STATED TASK -> Copy out each line of the material below that holds the string "JSON".

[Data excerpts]
** BEGIN **

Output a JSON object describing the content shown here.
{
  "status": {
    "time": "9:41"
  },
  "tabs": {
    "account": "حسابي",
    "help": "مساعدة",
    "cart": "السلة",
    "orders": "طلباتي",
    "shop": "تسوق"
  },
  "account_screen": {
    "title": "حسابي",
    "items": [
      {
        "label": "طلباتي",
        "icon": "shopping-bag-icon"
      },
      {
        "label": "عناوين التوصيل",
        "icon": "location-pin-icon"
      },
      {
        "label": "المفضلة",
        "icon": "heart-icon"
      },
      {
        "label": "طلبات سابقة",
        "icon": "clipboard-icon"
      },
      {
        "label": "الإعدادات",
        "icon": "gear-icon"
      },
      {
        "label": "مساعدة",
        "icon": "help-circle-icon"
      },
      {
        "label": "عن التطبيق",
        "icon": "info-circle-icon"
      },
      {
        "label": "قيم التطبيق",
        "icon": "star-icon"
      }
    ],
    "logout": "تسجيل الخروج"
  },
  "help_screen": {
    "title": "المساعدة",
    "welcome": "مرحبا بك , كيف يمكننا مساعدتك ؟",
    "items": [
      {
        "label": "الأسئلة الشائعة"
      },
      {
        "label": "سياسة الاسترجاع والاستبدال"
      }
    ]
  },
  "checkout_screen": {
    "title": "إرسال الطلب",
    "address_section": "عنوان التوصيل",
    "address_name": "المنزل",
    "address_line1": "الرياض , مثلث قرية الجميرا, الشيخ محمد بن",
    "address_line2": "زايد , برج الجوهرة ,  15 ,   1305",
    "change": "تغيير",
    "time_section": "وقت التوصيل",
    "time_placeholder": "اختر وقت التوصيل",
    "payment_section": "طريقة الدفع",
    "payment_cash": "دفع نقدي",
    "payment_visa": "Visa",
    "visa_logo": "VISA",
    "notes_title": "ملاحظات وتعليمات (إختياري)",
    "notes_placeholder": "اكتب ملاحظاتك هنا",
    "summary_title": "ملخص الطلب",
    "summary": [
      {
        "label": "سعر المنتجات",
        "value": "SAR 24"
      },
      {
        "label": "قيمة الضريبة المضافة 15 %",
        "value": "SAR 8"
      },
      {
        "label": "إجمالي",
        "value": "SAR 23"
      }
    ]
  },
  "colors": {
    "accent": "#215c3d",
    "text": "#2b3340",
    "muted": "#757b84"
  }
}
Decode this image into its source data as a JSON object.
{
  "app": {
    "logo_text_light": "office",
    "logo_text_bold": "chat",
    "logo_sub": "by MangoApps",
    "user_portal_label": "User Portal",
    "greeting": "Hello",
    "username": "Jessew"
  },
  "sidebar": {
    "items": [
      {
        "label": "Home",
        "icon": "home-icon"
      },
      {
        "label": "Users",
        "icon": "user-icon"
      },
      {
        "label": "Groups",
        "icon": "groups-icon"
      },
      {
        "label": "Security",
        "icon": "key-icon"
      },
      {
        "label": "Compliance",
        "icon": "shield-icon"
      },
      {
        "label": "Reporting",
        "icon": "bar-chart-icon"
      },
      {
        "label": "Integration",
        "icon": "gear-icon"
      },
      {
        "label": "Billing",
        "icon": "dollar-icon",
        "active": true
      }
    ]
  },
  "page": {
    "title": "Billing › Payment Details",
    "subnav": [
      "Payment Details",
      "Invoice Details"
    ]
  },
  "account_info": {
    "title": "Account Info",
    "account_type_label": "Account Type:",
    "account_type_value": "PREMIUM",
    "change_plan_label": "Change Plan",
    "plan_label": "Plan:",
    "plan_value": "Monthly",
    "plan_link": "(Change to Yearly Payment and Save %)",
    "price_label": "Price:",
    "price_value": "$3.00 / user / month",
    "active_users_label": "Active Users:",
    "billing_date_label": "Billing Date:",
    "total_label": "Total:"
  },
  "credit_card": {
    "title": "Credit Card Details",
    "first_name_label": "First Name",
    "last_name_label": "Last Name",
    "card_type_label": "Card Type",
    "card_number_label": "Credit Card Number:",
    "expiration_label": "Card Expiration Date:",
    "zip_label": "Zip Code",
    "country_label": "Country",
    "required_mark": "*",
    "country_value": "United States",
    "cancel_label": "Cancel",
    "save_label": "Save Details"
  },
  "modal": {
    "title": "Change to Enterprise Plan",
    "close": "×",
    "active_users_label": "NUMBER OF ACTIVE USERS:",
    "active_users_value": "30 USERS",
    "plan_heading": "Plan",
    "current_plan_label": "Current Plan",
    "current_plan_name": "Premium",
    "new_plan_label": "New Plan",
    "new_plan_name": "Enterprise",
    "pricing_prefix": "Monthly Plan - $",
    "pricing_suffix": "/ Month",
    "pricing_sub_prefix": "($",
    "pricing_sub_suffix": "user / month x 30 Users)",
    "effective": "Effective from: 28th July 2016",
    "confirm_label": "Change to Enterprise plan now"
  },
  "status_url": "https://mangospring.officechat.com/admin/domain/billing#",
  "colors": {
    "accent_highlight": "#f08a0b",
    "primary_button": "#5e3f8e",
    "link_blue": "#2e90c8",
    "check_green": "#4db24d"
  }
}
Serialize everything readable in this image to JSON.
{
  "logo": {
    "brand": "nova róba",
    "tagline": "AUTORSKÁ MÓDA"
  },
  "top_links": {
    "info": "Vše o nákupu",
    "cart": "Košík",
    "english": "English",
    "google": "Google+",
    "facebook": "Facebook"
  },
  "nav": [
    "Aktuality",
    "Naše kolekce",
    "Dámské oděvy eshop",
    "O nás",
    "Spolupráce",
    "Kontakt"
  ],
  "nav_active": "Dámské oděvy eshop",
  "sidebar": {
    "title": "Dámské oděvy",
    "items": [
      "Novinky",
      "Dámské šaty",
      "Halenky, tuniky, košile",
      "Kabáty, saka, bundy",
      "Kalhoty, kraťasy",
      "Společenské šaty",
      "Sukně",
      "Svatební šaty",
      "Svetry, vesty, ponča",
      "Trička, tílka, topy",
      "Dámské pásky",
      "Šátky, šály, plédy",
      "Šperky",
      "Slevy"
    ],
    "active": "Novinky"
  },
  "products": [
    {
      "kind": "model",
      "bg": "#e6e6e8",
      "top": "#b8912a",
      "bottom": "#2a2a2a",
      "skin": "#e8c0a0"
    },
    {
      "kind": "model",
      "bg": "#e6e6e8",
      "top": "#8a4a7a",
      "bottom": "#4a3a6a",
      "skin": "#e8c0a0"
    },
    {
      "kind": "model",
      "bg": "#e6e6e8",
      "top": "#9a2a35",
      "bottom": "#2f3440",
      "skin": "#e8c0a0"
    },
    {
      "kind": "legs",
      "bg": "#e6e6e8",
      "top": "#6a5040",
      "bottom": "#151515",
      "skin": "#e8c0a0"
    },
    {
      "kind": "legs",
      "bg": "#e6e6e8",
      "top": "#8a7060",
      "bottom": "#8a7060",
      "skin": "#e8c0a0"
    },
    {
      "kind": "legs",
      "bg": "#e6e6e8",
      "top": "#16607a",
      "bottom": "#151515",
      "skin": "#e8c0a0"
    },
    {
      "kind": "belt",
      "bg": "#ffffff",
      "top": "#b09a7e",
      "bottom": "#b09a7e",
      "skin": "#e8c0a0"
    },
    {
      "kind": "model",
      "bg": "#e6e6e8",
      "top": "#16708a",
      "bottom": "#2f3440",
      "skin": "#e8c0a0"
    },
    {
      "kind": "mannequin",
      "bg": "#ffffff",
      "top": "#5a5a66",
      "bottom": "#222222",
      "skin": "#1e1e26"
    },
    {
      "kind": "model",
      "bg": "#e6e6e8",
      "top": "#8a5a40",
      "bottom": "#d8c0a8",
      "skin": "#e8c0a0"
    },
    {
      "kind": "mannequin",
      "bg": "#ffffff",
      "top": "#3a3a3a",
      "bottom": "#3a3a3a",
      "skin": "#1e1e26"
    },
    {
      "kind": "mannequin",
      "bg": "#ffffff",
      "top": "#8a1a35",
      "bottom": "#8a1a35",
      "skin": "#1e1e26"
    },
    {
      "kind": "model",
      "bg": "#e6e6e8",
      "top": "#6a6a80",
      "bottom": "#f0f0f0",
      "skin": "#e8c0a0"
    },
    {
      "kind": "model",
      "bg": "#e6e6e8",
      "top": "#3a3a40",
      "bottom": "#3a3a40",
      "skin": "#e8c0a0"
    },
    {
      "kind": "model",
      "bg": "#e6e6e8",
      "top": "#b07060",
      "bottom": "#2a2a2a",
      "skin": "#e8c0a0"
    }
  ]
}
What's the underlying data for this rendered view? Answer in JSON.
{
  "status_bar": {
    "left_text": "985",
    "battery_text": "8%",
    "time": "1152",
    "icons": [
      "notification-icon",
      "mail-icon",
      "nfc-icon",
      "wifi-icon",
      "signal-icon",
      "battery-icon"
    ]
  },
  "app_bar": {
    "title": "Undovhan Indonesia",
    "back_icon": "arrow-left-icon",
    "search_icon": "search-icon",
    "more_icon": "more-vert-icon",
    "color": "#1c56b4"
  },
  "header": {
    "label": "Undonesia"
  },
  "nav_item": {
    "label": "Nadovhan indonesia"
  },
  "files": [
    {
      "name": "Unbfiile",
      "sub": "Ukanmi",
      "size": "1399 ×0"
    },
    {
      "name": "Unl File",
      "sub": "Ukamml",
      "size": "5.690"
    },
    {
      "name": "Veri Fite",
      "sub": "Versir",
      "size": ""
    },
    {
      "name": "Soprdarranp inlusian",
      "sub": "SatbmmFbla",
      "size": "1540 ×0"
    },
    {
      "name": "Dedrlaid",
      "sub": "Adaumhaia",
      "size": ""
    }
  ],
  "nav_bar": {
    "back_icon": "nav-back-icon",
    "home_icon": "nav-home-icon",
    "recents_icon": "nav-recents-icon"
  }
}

** END **

COMPLETE ANSWER ->
Output a JSON object describing the content shown here.
Decode this image into its source data as a JSON object.
Serialize everything readable in this image to JSON.
What's the underlying data for this rendered view? Answer in JSON.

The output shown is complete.